Write out all of the entries that follow, word for word, but skip the pictures.

--- start Data for this task ---

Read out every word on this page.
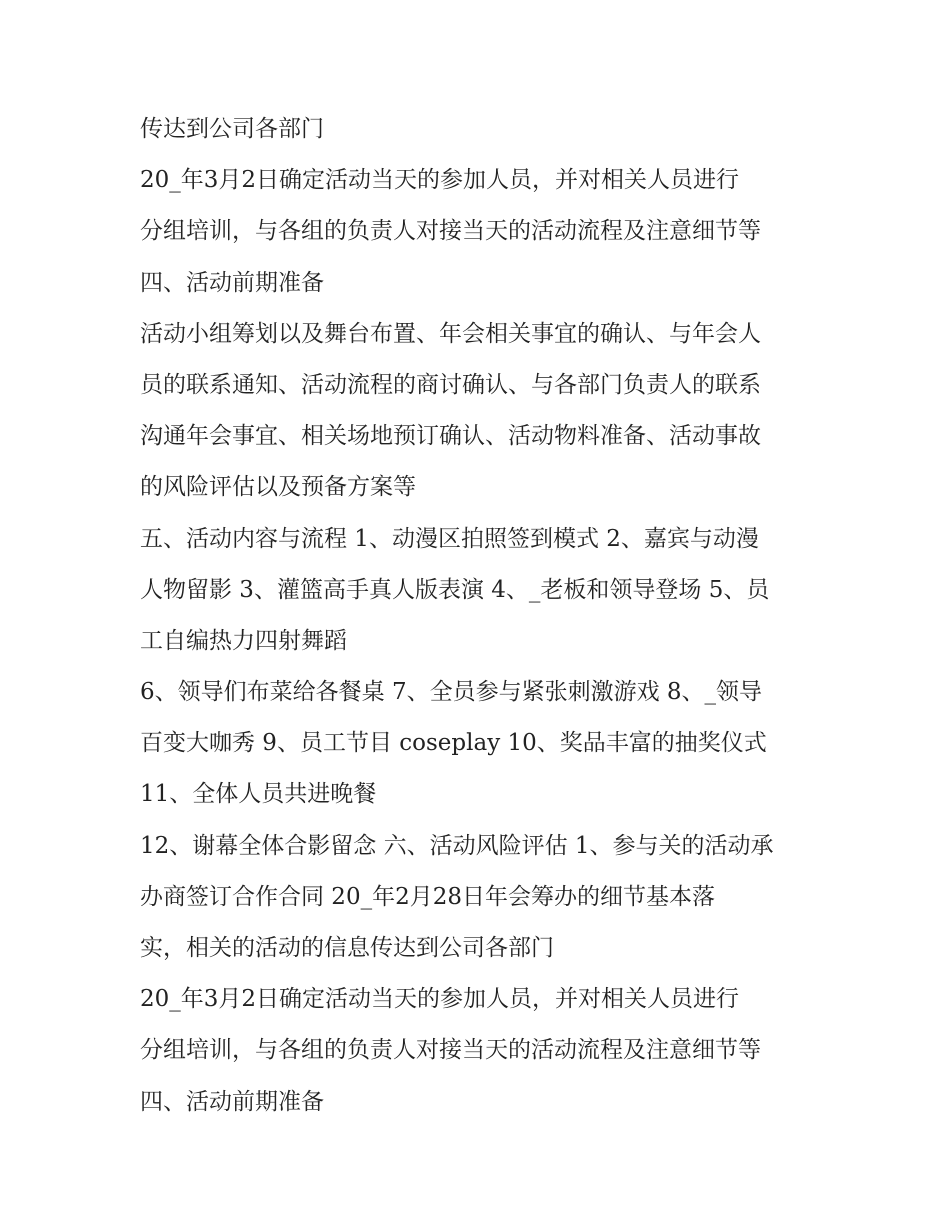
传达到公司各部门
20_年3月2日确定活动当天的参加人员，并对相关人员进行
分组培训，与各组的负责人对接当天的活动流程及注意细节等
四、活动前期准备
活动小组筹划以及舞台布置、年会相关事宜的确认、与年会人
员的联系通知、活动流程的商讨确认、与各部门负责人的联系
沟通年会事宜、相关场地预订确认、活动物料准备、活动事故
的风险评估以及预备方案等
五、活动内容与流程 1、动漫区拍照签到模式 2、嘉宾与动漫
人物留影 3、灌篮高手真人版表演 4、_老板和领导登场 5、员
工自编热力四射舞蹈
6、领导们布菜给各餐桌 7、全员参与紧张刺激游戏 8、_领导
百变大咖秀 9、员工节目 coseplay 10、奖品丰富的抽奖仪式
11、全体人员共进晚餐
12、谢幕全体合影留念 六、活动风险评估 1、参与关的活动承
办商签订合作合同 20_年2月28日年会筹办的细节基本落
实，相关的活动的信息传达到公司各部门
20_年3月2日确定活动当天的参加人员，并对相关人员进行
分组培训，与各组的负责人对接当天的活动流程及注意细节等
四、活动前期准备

--- end Data for this task ---

Task result |
Read out every word on this page.
传达到公司各部门
20_年3月2日确定活动当天的参加人员，并对相关人员进行
分组培训，与各组的负责人对接当天的活动流程及注意细节等
四、活动前期准备
活动小组筹划以及舞台布置、年会相关事宜的确认、与年会人
员的联系通知、活动流程的商讨确认、与各部门负责人的联系
沟通年会事宜、相关场地预订确认、活动物料准备、活动事故
的风险评估以及预备方案等
五、活动内容与流程 1、动漫区拍照签到模式 2、嘉宾与动漫
人物留影 3、灌篮高手真人版表演 4、_老板和领导登场 5、员
工自编热力四射舞蹈
6、领导们布菜给各餐桌 7、全员参与紧张刺激游戏 8、_领导
百变大咖秀 9、员工节目 coseplay 10、奖品丰富的抽奖仪式
11、全体人员共进晚餐
12、谢幕全体合影留念 六、活动风险评估 1、参与关的活动承
办商签订合作合同 20_年2月28日年会筹办的细节基本落
实，相关的活动的信息传达到公司各部门
20_年3月2日确定活动当天的参加人员，并对相关人员进行
分组培训，与各组的负责人对接当天的活动流程及注意细节等
四、活动前期准备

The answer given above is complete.